» Set problem:
Repeat, without any change, the entries presented below.

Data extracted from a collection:
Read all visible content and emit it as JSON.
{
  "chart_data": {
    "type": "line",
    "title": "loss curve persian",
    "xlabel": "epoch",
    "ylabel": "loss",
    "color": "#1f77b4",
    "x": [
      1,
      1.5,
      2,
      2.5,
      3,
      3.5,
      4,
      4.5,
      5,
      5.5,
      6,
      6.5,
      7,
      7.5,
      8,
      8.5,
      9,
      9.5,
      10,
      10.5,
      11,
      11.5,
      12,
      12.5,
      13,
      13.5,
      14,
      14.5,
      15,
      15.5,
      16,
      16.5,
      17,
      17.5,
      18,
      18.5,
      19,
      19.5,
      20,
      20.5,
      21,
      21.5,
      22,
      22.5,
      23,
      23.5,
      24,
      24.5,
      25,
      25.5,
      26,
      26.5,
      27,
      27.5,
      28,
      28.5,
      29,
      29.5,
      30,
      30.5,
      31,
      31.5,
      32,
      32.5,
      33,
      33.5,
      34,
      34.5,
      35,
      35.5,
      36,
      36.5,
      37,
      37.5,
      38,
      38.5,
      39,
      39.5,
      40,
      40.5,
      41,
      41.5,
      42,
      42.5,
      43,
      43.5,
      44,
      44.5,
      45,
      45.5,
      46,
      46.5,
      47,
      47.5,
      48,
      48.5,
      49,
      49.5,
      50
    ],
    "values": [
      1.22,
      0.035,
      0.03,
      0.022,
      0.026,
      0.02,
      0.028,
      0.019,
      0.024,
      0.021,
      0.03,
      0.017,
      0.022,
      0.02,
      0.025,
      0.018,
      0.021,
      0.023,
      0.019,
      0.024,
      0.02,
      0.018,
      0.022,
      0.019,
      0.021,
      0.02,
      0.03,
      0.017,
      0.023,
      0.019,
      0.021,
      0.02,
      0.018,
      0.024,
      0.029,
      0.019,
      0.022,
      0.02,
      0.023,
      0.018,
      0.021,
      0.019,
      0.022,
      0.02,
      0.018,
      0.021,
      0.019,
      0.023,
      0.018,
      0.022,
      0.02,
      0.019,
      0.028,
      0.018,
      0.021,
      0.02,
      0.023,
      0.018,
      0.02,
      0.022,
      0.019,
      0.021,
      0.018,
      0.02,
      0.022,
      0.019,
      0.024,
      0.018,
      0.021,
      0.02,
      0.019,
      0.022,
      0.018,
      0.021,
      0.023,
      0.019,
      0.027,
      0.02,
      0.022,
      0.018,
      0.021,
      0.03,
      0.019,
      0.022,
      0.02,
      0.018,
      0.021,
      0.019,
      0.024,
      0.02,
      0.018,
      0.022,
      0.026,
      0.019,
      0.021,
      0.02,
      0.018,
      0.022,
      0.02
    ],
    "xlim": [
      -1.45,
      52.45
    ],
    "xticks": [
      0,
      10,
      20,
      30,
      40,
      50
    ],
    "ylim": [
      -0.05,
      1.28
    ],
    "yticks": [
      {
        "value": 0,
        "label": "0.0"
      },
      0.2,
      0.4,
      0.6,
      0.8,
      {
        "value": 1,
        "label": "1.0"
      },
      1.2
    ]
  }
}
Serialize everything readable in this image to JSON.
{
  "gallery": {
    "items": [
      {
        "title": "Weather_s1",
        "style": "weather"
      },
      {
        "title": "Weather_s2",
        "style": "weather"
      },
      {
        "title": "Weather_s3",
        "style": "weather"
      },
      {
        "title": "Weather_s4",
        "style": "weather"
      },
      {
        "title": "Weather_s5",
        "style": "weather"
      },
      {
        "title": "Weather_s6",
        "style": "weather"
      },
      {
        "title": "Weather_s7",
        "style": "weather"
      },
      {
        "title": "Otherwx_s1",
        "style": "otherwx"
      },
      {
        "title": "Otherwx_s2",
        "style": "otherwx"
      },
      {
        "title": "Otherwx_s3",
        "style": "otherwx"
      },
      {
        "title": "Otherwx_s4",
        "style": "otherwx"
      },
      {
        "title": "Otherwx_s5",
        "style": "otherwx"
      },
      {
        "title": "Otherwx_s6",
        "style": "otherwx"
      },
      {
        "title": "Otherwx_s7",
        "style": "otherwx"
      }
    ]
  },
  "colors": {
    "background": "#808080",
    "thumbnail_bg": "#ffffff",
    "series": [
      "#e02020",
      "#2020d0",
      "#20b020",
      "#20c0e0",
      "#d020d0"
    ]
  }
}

» In response:
Read all visible content and emit it as JSON.
{
  "chart_data": {
    "type": "line",
    "title": "loss curve persian",
    "xlabel": "epoch",
    "ylabel": "loss",
    "color": "#1f77b4",
    "x": [
      1,
      1.5,
      2,
      2.5,
      3,
      3.5,
      4,
      4.5,
      5,
      5.5,
      6,
      6.5,
      7,
      7.5,
      8,
      8.5,
      9,
      9.5,
      10,
      10.5,
      11,
      11.5,
      12,
      12.5,
      13,
      13.5,
      14,
      14.5,
      15,
      15.5,
      16,
      16.5,
      17,
      17.5,
      18,
      18.5,
      19,
      19.5,
      20,
      20.5,
      21,
      21.5,
      22,
      22.5,
      23,
      23.5,
      24,
      24.5,
      25,
      25.5,
      26,
      26.5,
      27,
      27.5,
      28,
      28.5,
      29,
      29.5,
      30,
      30.5,
      31,
      31.5,
      32,
      32.5,
      33,
      33.5,
      34,
      34.5,
      35,
      35.5,
      36,
      36.5,
      37,
      37.5,
      38,
      38.5,
      39,
      39.5,
      40,
      40.5,
      41,
      41.5,
      42,
      42.5,
      43,
      43.5,
      44,
      44.5,
      45,
      45.5,
      46,
      46.5,
      47,
      47.5,
      48,
      48.5,
      49,
      49.5,
      50
    ],
    "values": [
      1.22,
      0.035,
      0.03,
      0.022,
      0.026,
      0.02,
      0.028,
      0.019,
      0.024,
      0.021,
      0.03,
      0.017,
      0.022,
      0.02,
      0.025,
      0.018,
      0.021,
      0.023,
      0.019,
      0.024,
      0.02,
      0.018,
      0.022,
      0.019,
      0.021,
      0.02,
      0.03,
      0.017,
      0.023,
      0.019,
      0.021,
      0.02,
      0.018,
      0.024,
      0.029,
      0.019,
      0.022,
      0.02,
      0.023,
      0.018,
      0.021,
      0.019,
      0.022,
      0.02,
      0.018,
      0.021,
      0.019,
      0.023,
      0.018,
      0.022,
      0.02,
      0.019,
      0.028,
      0.018,
      0.021,
      0.02,
      0.023,
      0.018,
      0.02,
      0.022,
      0.019,
      0.021,
      0.018,
      0.02,
      0.022,
      0.019,
      0.024,
      0.018,
      0.021,
      0.02,
      0.019,
      0.022,
      0.018,
      0.021,
      0.023,
      0.019,
      0.027,
      0.02,
      0.022,
      0.018,
      0.021,
      0.03,
      0.019,
      0.022,
      0.02,
      0.018,
      0.021,
      0.019,
      0.024,
      0.02,
      0.018,
      0.022,
      0.026,
      0.019,
      0.021,
      0.02,
      0.018,
      0.022,
      0.02
    ],
    "xlim": [
      -1.45,
      52.45
    ],
    "xticks": [
      0,
      10,
      20,
      30,
      40,
      50
    ],
    "ylim": [
      -0.05,
      1.28
    ],
    "yticks": [
      {
        "value": 0,
        "label": "0.0"
      },
      0.2,
      0.4,
      0.6,
      0.8,
      {
        "value": 1,
        "label": "1.0"
      },
      1.2
    ]
  }
}
Serialize everything readable in this image to JSON.
{
  "gallery": {
    "items": [
      {
        "title": "Weather_s1",
        "style": "weather"
      },
      {
        "title": "Weather_s2",
        "style": "weather"
      },
      {
        "title": "Weather_s3",
        "style": "weather"
      },
      {
        "title": "Weather_s4",
        "style": "weather"
      },
      {
        "title": "Weather_s5",
        "style": "weather"
      },
      {
        "title": "Weather_s6",
        "style": "weather"
      },
      {
        "title": "Weather_s7",
        "style": "weather"
      },
      {
        "title": "Otherwx_s1",
        "style": "otherwx"
      },
      {
        "title": "Otherwx_s2",
        "style": "otherwx"
      },
      {
        "title": "Otherwx_s3",
        "style": "otherwx"
      },
      {
        "title": "Otherwx_s4",
        "style": "otherwx"
      },
      {
        "title": "Otherwx_s5",
        "style": "otherwx"
      },
      {
        "title": "Otherwx_s6",
        "style": "otherwx"
      },
      {
        "title": "Otherwx_s7",
        "style": "otherwx"
      }
    ]
  },
  "colors": {
    "background": "#808080",
    "thumbnail_bg": "#ffffff",
    "series": [
      "#e02020",
      "#2020d0",
      "#20b020",
      "#20c0e0",
      "#d020d0"
    ]
  }
}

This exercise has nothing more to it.